**Your instructions**
Transcribe everything in the data word for word. Pictures are left out.

=-=-=

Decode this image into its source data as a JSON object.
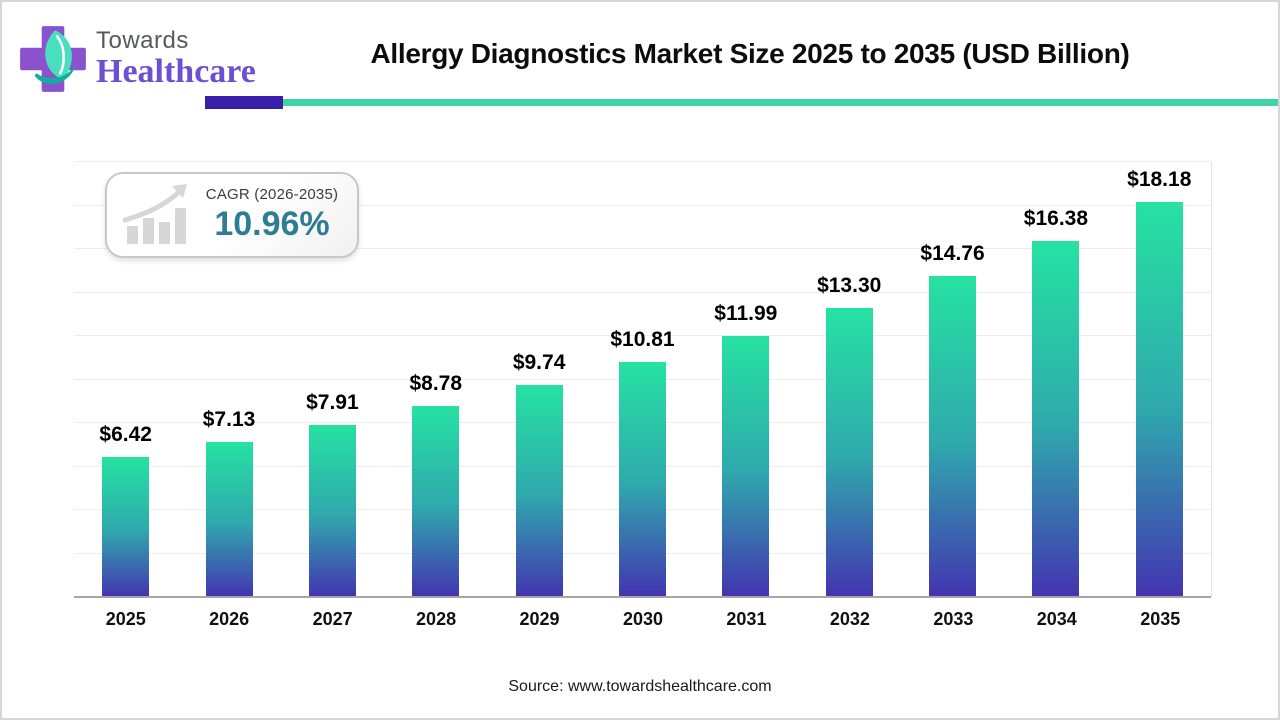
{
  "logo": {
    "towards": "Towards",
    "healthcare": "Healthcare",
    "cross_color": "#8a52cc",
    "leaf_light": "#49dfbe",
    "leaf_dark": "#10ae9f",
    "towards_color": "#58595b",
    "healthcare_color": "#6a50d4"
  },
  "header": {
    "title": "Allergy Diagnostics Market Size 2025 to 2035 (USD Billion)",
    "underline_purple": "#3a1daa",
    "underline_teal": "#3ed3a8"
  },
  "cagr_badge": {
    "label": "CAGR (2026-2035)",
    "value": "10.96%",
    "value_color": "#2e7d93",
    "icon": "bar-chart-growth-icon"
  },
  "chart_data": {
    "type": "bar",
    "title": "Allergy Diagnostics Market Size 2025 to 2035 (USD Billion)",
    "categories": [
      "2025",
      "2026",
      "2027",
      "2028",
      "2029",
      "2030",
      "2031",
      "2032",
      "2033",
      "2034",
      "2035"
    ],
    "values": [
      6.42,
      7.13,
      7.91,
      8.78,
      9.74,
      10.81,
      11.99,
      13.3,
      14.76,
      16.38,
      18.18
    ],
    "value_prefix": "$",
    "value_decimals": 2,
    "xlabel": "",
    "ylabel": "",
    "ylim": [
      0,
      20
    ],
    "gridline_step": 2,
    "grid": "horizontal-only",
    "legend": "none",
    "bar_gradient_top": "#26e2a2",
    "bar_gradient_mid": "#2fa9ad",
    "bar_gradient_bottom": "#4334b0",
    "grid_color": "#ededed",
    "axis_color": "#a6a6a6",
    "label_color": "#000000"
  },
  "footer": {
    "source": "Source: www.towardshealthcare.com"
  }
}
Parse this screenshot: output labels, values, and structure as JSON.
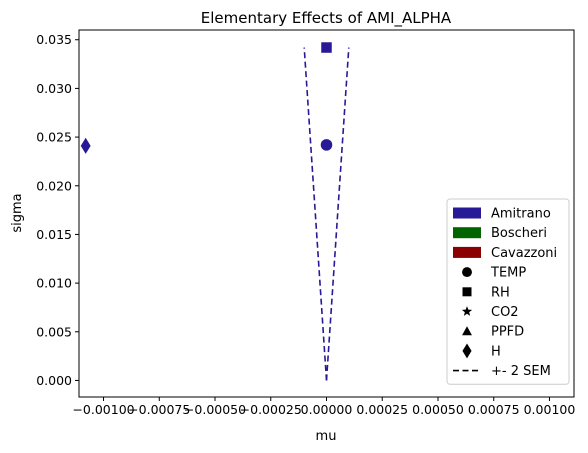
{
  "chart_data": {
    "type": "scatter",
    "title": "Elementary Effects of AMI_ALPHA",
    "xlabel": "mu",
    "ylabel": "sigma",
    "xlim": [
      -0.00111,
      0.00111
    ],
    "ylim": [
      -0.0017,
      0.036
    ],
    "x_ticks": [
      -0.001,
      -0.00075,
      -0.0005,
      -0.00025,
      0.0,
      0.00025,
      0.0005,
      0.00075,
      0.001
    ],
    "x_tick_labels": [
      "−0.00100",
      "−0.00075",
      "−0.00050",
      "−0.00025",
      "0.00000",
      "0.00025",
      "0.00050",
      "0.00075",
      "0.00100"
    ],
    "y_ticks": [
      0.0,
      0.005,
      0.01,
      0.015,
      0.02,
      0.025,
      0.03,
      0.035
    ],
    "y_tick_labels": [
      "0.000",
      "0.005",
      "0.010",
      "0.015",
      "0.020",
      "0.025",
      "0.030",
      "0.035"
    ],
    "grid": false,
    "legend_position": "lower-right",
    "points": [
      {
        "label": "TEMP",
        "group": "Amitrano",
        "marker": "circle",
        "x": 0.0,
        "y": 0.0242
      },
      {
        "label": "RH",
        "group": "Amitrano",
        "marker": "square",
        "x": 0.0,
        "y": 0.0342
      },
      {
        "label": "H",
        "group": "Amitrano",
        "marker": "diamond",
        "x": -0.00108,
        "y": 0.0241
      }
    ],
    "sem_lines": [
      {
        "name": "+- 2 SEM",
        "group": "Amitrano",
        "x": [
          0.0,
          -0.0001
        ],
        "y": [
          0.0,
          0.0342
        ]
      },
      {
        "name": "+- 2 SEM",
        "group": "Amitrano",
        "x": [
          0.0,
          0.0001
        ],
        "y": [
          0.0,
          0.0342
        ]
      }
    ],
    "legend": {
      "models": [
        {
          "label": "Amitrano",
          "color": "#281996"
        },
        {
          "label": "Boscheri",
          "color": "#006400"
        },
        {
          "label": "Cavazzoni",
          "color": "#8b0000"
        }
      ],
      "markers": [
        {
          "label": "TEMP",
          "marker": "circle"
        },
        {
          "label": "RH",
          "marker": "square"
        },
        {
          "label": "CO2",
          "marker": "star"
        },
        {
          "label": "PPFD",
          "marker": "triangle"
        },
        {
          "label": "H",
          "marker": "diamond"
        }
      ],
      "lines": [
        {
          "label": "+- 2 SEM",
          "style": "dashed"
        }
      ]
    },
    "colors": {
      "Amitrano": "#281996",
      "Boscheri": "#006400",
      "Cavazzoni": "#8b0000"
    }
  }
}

=-=-=

**Answer to this task**
Decode this image into its source data as a JSON object.
{
  "logo": {
    "towards": "Towards",
    "healthcare": "Healthcare",
    "cross_color": "#8a52cc",
    "leaf_light": "#49dfbe",
    "leaf_dark": "#10ae9f",
    "towards_color": "#58595b",
    "healthcare_color": "#6a50d4"
  },
  "header": {
    "title": "Allergy Diagnostics Market Size 2025 to 2035 (USD Billion)",
    "underline_purple": "#3a1daa",
    "underline_teal": "#3ed3a8"
  },
  "cagr_badge": {
    "label": "CAGR (2026-2035)",
    "value": "10.96%",
    "value_color": "#2e7d93",
    "icon": "bar-chart-growth-icon"
  },
  "chart_data": {
    "type": "bar",
    "title": "Allergy Diagnostics Market Size 2025 to 2035 (USD Billion)",
    "categories": [
      "2025",
      "2026",
      "2027",
      "2028",
      "2029",
      "2030",
      "2031",
      "2032",
      "2033",
      "2034",
      "2035"
    ],
    "values": [
      6.42,
      7.13,
      7.91,
      8.78,
      9.74,
      10.81,
      11.99,
      13.3,
      14.76,
      16.38,
      18.18
    ],
    "value_prefix": "$",
    "value_decimals": 2,
    "xlabel": "",
    "ylabel": "",
    "ylim": [
      0,
      20
    ],
    "gridline_step": 2,
    "grid": "horizontal-only",
    "legend": "none",
    "bar_gradient_top": "#26e2a2",
    "bar_gradient_mid": "#2fa9ad",
    "bar_gradient_bottom": "#4334b0",
    "grid_color": "#ededed",
    "axis_color": "#a6a6a6",
    "label_color": "#000000"
  },
  "footer": {
    "source": "Source: www.towardshealthcare.com"
  }
}
Parse this screenshot: output labels, values, and structure as JSON.
{
  "chart_data": {
    "type": "scatter",
    "title": "Elementary Effects of AMI_ALPHA",
    "xlabel": "mu",
    "ylabel": "sigma",
    "xlim": [
      -0.00111,
      0.00111
    ],
    "ylim": [
      -0.0017,
      0.036
    ],
    "x_ticks": [
      -0.001,
      -0.00075,
      -0.0005,
      -0.00025,
      0.0,
      0.00025,
      0.0005,
      0.00075,
      0.001
    ],
    "x_tick_labels": [
      "−0.00100",
      "−0.00075",
      "−0.00050",
      "−0.00025",
      "0.00000",
      "0.00025",
      "0.00050",
      "0.00075",
      "0.00100"
    ],
    "y_ticks": [
      0.0,
      0.005,
      0.01,
      0.015,
      0.02,
      0.025,
      0.03,
      0.035
    ],
    "y_tick_labels": [
      "0.000",
      "0.005",
      "0.010",
      "0.015",
      "0.020",
      "0.025",
      "0.030",
      "0.035"
    ],
    "grid": false,
    "legend_position": "lower-right",
    "points": [
      {
        "label": "TEMP",
        "group": "Amitrano",
        "marker": "circle",
        "x": 0.0,
        "y": 0.0242
      },
      {
        "label": "RH",
        "group": "Amitrano",
        "marker": "square",
        "x": 0.0,
        "y": 0.0342
      },
      {
        "label": "H",
        "group": "Amitrano",
        "marker": "diamond",
        "x": -0.00108,
        "y": 0.0241
      }
    ],
    "sem_lines": [
      {
        "name": "+- 2 SEM",
        "group": "Amitrano",
        "x": [
          0.0,
          -0.0001
        ],
        "y": [
          0.0,
          0.0342
        ]
      },
      {
        "name": "+- 2 SEM",
        "group": "Amitrano",
        "x": [
          0.0,
          0.0001
        ],
        "y": [
          0.0,
          0.0342
        ]
      }
    ],
    "legend": {
      "models": [
        {
          "label": "Amitrano",
          "color": "#281996"
        },
        {
          "label": "Boscheri",
          "color": "#006400"
        },
        {
          "label": "Cavazzoni",
          "color": "#8b0000"
        }
      ],
      "markers": [
        {
          "label": "TEMP",
          "marker": "circle"
        },
        {
          "label": "RH",
          "marker": "square"
        },
        {
          "label": "CO2",
          "marker": "star"
        },
        {
          "label": "PPFD",
          "marker": "triangle"
        },
        {
          "label": "H",
          "marker": "diamond"
        }
      ],
      "lines": [
        {
          "label": "+- 2 SEM",
          "style": "dashed"
        }
      ]
    },
    "colors": {
      "Amitrano": "#281996",
      "Boscheri": "#006400",
      "Cavazzoni": "#8b0000"
    }
  }
}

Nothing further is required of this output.